* _EXERCISE_:
Output the material beneath this task exactly, images excluded.

Dataset entries
....
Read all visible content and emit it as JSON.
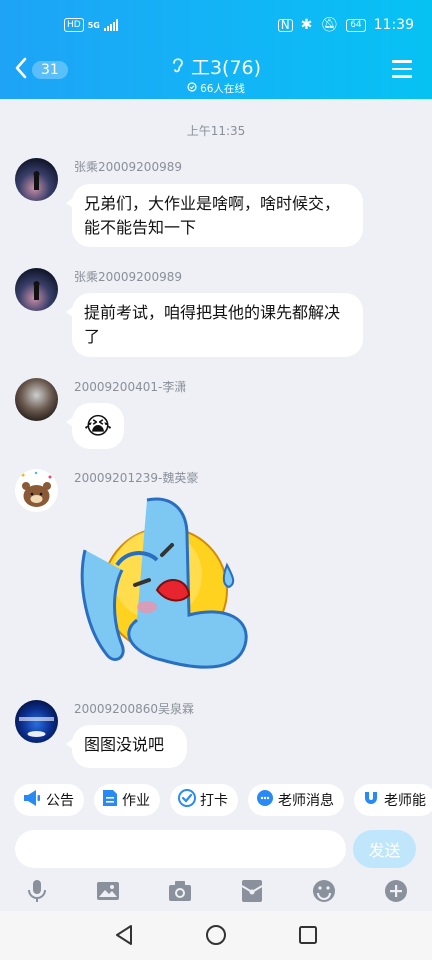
{
  "status_bar": {
    "hd": "HD",
    "net": "5G",
    "time": "11:39",
    "battery": "64"
  },
  "header": {
    "back_count": "31",
    "title": "工3(76)",
    "online": "66人在线"
  },
  "chat": {
    "time_separator": "上午11:35",
    "messages": [
      {
        "sender": "张乘20009200989",
        "text": "兄弟们，大作业是啥啊，啥时候交，能不能告知一下"
      },
      {
        "sender": "张乘20009200989",
        "text": "提前考试，咱得把其他的课先都解决了"
      },
      {
        "sender": "20009200401-李潇",
        "emoji": "😭"
      },
      {
        "sender": "20009201239-魏英豪",
        "sticker": "crying-face-sticker"
      },
      {
        "sender": "20009200860吴泉霖",
        "text": "图图没说吧"
      }
    ]
  },
  "quick_actions": [
    {
      "label": "公告",
      "icon": "megaphone-icon"
    },
    {
      "label": "作业",
      "icon": "document-icon"
    },
    {
      "label": "打卡",
      "icon": "check-icon"
    },
    {
      "label": "老师消息",
      "icon": "chat-icon"
    },
    {
      "label": "老师能",
      "icon": "magnet-icon"
    }
  ],
  "composer": {
    "placeholder": "",
    "send_label": "发送"
  },
  "colors": {
    "header_start": "#1ea3f6",
    "header_end": "#06c2f3",
    "background": "#eef0f5",
    "send_disabled": "#bfe6fb"
  }
}
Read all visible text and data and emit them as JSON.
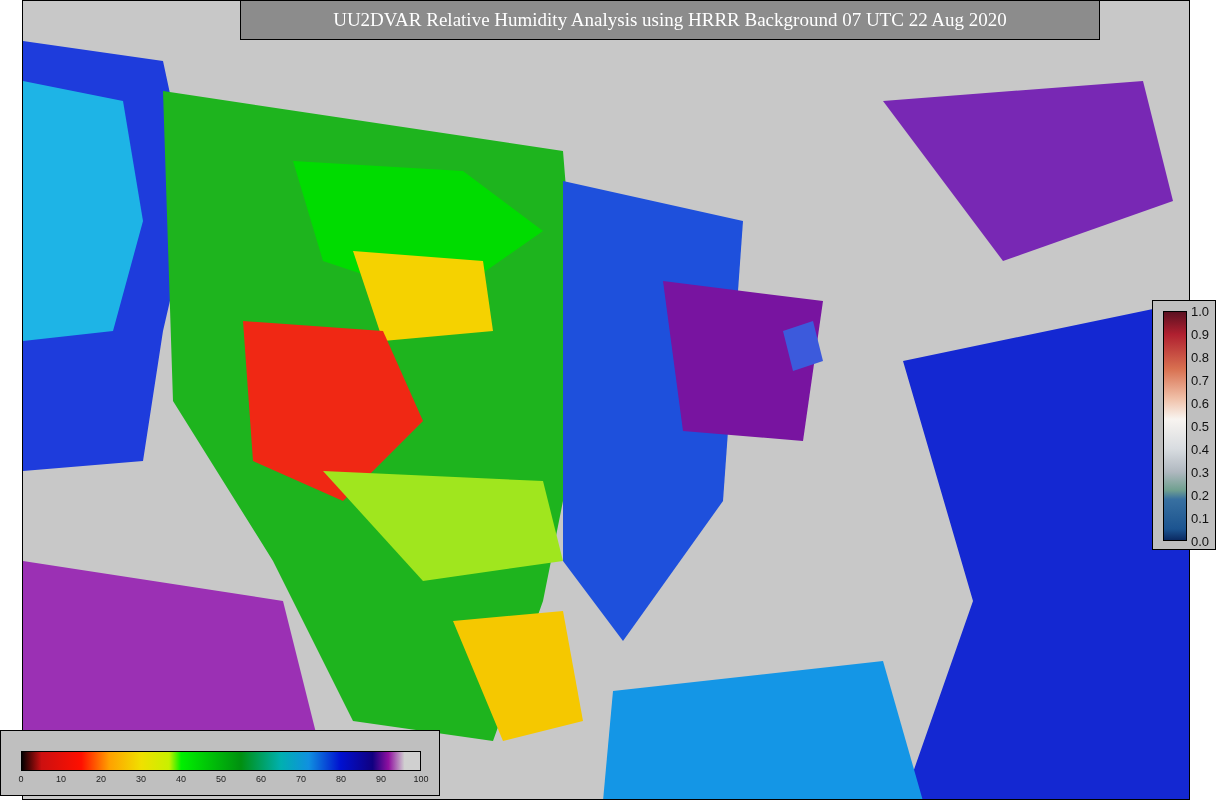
{
  "title": "UU2DVAR Relative Humidity Analysis using HRRR Background 07 UTC 22 Aug 2020",
  "humidity_colorbar": {
    "ticks": [
      "0",
      "10",
      "20",
      "30",
      "40",
      "50",
      "60",
      "70",
      "80",
      "90",
      "100"
    ]
  },
  "observation_colorbar": {
    "ticks": [
      "1.0",
      "0.9",
      "0.8",
      "0.7",
      "0.6",
      "0.5",
      "0.4",
      "0.3",
      "0.2",
      "0.1",
      "0.0"
    ]
  }
}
....
* _ANSWER BELOW_:
Read all visible content and emit it as JSON.
{
  "status_bar": {
    "hd": "HD",
    "net": "5G",
    "time": "11:39",
    "battery": "64"
  },
  "header": {
    "back_count": "31",
    "title": "工3(76)",
    "online": "66人在线"
  },
  "chat": {
    "time_separator": "上午11:35",
    "messages": [
      {
        "sender": "张乘20009200989",
        "text": "兄弟们，大作业是啥啊，啥时候交，能不能告知一下"
      },
      {
        "sender": "张乘20009200989",
        "text": "提前考试，咱得把其他的课先都解决了"
      },
      {
        "sender": "20009200401-李潇",
        "emoji": "😭"
      },
      {
        "sender": "20009201239-魏英豪",
        "sticker": "crying-face-sticker"
      },
      {
        "sender": "20009200860吴泉霖",
        "text": "图图没说吧"
      }
    ]
  },
  "quick_actions": [
    {
      "label": "公告",
      "icon": "megaphone-icon"
    },
    {
      "label": "作业",
      "icon": "document-icon"
    },
    {
      "label": "打卡",
      "icon": "check-icon"
    },
    {
      "label": "老师消息",
      "icon": "chat-icon"
    },
    {
      "label": "老师能",
      "icon": "magnet-icon"
    }
  ],
  "composer": {
    "placeholder": "",
    "send_label": "发送"
  },
  "colors": {
    "header_start": "#1ea3f6",
    "header_end": "#06c2f3",
    "background": "#eef0f5",
    "send_disabled": "#bfe6fb"
  }
}
Read all visible text and data and emit them as JSON.
{
  "title": "UU2DVAR Relative Humidity Analysis using HRRR Background 07 UTC 22 Aug 2020",
  "humidity_colorbar": {
    "ticks": [
      "0",
      "10",
      "20",
      "30",
      "40",
      "50",
      "60",
      "70",
      "80",
      "90",
      "100"
    ]
  },
  "observation_colorbar": {
    "ticks": [
      "1.0",
      "0.9",
      "0.8",
      "0.7",
      "0.6",
      "0.5",
      "0.4",
      "0.3",
      "0.2",
      "0.1",
      "0.0"
    ]
  }
}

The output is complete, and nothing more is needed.